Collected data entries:
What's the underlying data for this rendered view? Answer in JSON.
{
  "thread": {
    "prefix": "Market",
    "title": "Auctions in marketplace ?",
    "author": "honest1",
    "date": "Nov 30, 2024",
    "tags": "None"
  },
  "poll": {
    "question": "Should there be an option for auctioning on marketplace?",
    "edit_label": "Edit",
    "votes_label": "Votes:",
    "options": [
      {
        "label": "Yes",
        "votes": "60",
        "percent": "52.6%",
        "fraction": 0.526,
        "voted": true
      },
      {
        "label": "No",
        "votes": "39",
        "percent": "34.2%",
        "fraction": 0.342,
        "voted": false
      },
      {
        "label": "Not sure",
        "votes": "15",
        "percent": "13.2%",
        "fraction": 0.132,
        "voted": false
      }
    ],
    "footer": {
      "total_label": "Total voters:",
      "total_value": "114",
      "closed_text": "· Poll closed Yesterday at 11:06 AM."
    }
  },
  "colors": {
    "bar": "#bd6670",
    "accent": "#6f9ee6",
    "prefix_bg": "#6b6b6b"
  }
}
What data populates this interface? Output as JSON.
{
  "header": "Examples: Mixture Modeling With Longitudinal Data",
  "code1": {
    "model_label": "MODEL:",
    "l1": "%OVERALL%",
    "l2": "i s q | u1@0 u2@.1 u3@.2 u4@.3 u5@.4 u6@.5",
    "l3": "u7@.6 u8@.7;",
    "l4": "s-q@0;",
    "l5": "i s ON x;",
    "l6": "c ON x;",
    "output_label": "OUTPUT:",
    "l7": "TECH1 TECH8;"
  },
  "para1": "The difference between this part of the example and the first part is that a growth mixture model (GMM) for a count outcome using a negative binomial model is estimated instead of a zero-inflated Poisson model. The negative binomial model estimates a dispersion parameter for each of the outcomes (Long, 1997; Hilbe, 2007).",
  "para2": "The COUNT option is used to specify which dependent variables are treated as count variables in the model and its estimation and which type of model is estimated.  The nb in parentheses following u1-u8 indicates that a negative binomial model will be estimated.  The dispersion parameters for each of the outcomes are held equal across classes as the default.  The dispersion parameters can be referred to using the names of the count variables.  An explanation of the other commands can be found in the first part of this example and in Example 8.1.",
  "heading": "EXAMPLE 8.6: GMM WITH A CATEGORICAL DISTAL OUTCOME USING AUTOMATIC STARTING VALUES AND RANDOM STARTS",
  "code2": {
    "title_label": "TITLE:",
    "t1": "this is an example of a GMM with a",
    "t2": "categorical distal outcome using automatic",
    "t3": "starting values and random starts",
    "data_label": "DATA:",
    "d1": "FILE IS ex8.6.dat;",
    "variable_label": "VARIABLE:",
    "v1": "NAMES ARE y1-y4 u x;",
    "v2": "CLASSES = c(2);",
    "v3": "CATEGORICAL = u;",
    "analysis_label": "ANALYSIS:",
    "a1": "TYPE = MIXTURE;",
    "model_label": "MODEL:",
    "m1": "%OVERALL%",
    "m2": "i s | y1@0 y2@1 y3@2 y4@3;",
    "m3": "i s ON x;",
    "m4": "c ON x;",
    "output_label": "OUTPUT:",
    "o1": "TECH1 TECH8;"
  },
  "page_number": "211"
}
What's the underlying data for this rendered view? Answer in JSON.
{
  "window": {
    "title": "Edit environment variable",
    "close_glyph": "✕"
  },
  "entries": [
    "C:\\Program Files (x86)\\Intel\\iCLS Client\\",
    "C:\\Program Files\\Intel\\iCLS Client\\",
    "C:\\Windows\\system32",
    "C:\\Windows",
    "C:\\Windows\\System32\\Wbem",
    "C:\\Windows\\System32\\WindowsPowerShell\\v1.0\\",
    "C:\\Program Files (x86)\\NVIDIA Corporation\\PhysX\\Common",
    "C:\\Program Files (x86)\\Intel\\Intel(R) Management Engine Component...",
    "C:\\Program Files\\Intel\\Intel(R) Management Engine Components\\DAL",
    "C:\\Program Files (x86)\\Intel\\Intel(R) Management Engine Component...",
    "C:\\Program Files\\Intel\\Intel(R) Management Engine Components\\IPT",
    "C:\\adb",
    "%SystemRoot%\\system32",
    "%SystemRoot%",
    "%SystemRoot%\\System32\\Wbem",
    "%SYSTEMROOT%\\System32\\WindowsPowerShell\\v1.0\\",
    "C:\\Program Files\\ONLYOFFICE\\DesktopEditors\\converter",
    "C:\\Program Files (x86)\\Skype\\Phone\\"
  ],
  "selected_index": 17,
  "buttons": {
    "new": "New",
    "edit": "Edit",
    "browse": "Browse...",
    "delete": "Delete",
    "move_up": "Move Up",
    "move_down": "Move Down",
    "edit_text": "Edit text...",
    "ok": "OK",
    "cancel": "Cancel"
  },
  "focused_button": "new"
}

#### SHORT EXERCISE:
Report how many lines in the listing include the word "Files". Give nothing but the count.

#### RESULT:
9